**DOCUMENT SECTION:**
## BEGIN
# How does the simulator of the special-honest verifier zero-knowledge property works?

I’m a bit confused about what the simulator of the special-honest verifier zero-knowledge property of a $\Sigma$-protocol is supposed/allowed to do and how to prove that it is indeed efficient (i.e. it runs in a time polynomial in the security parameter).

A 3-move protocol between a prover $P$ and a verifier $V$ is said to be Honest verifier zero-knowledge if there exists a polynomial-time simulator $M$, which on input $x$, it outputs an accepting conversation of the form $(a,e,z)$, with the same probability distribution as conversations between the honest $P, V$ on input $x$.

In order to prove this property, we need to define a simulator, which is usually given black-box access to a honest $V$ and has full control over all $V$'s input tapes (including its random tape). I've found in many papers the following sequence of steps:

 1. The simulator starts the verifier V: the verifier is given the common input x,
some auxiliary input and also the random input bits.

2. To simulate one iteration, the simulator executes the following loop:

2a) Draws a uniformly random challenge e, uniformly random response z,
then computes the commitment a (using e and z), and finally sends the commitment
to the verifier V.

2b) Gets the challenge e' from V. If e=e', then it outputs (a,e,z) and exits the loop.
Otherwise, it resets V to its state right after step 1 and the simulator starts
from step (2a) again.


It seems to me that the random bits of $V$ are chosen in step 1 and kept fixed for the rest of the simulation, so the verifier works deterministically and he will always send the same challenge $e^{\prime}$ after step 1.

If this is so, I wonder, in the case of a fail run, why is the simulator drawing a brand new challenge, response, etc. all over again in step (2a)? Isn't the simulator allowed to use the challenge it just saw coming from the verifier ($e^{\prime}$) as its own new guess of the verifier's challenge?
## END
**DATA SHOWN:**
## BEGIN
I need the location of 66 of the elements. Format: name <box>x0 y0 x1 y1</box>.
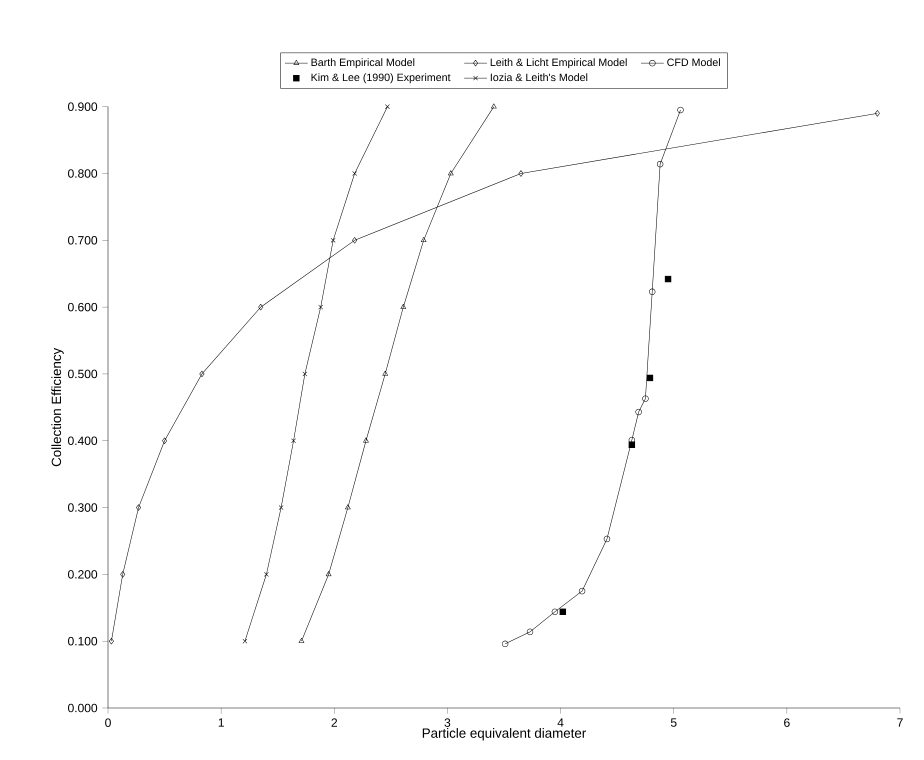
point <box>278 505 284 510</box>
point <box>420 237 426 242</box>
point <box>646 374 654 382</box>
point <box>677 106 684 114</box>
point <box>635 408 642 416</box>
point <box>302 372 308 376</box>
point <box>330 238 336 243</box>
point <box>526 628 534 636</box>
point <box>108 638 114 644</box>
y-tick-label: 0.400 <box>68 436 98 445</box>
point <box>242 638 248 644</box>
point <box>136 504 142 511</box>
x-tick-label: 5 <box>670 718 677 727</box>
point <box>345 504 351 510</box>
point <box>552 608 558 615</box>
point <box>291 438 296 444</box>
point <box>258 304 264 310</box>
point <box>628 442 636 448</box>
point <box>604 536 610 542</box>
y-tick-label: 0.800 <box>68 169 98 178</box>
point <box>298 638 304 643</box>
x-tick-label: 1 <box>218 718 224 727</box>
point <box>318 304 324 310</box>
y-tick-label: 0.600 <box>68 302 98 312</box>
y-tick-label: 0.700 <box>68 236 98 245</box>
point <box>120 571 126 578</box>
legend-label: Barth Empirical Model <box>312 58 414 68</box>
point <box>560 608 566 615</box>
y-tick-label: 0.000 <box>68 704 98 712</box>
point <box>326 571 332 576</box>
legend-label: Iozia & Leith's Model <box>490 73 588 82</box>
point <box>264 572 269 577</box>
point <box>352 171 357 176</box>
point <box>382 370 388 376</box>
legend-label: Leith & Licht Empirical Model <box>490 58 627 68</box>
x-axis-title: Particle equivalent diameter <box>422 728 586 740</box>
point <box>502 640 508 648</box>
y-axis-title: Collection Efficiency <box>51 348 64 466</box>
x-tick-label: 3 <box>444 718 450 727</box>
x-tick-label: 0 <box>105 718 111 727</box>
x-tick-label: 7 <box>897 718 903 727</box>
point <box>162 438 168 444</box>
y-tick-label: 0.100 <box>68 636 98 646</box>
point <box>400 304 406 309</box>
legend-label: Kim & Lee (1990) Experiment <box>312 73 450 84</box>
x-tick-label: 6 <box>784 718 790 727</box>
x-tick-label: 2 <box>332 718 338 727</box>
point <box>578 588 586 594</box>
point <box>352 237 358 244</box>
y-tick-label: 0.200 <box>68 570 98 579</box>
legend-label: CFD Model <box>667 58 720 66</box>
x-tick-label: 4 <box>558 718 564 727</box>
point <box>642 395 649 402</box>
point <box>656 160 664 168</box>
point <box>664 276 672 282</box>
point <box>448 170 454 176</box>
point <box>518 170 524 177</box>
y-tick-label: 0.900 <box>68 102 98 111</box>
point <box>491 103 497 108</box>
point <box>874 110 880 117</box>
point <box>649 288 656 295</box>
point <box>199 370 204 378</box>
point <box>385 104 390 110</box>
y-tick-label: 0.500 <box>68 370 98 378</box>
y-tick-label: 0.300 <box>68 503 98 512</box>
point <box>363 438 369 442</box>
## END
**PROBLEM 1:** Quote the question about how the simulator for special honest-verifier zero-knowledge works, word for word in full.
**PROBLEM 2:** Print the part of the entries that opens with the line containing "point <box>278 505 284 510</box>" and closes with the line containing "point <box>330 238 336 243</box>", including both of those lines and nothing else.

**WRITTEN RESPONSE 1:**
# How does the simulator of the special-honest verifier zero-knowledge property works?

I’m a bit confused about what the simulator of the special-honest verifier zero-knowledge property of a $\Sigma$-protocol is supposed/allowed to do and how to prove that it is indeed efficient (i.e. it runs in a time polynomial in the security parameter).

A 3-move protocol between a prover $P$ and a verifier $V$ is said to be Honest verifier zero-knowledge if there exists a polynomial-time simulator $M$, which on input $x$, it outputs an accepting conversation of the form $(a,e,z)$, with the same probability distribution as conversations between the honest $P, V$ on input $x$.

In order to prove this property, we need to define a simulator, which is usually given black-box access to a honest $V$ and has full control over all $V$'s input tapes (including its random tape). I've found in many papers the following sequence of steps:

 1. The simulator starts the verifier V: the verifier is given the common input x,
some auxiliary input and also the random input bits.

2. To simulate one iteration, the simulator executes the following loop:

2a) Draws a uniformly random challenge e, uniformly random response z,
then computes the commitment a (using e and z), and finally sends the commitment
to the verifier V.

2b) Gets the challenge e' from V. If e=e', then it outputs (a,e,z) and exits the loop.
Otherwise, it resets V to its state right after step 1 and the simulator starts
from step (2a) again.


It seems to me that the random bits of $V$ are chosen in step 1 and kept fixed for the rest of the simulation, so the verifier works deterministically and he will always send the same challenge $e^{\prime}$ after step 1.

If this is so, I wonder, in the case of a fail run, why is the simulator drawing a brand new challenge, response, etc. all over again in step (2a)? Isn't the simulator allowed to use the challenge it just saw coming from the verifier ($e^{\prime}$) as its own new guess of the verifier's challenge?

**WRITTEN RESPONSE 2:**
point <box>278 505 284 510</box>
point <box>420 237 426 242</box>
point <box>646 374 654 382</box>
point <box>677 106 684 114</box>
point <box>635 408 642 416</box>
point <box>302 372 308 376</box>
point <box>330 238 336 243</box>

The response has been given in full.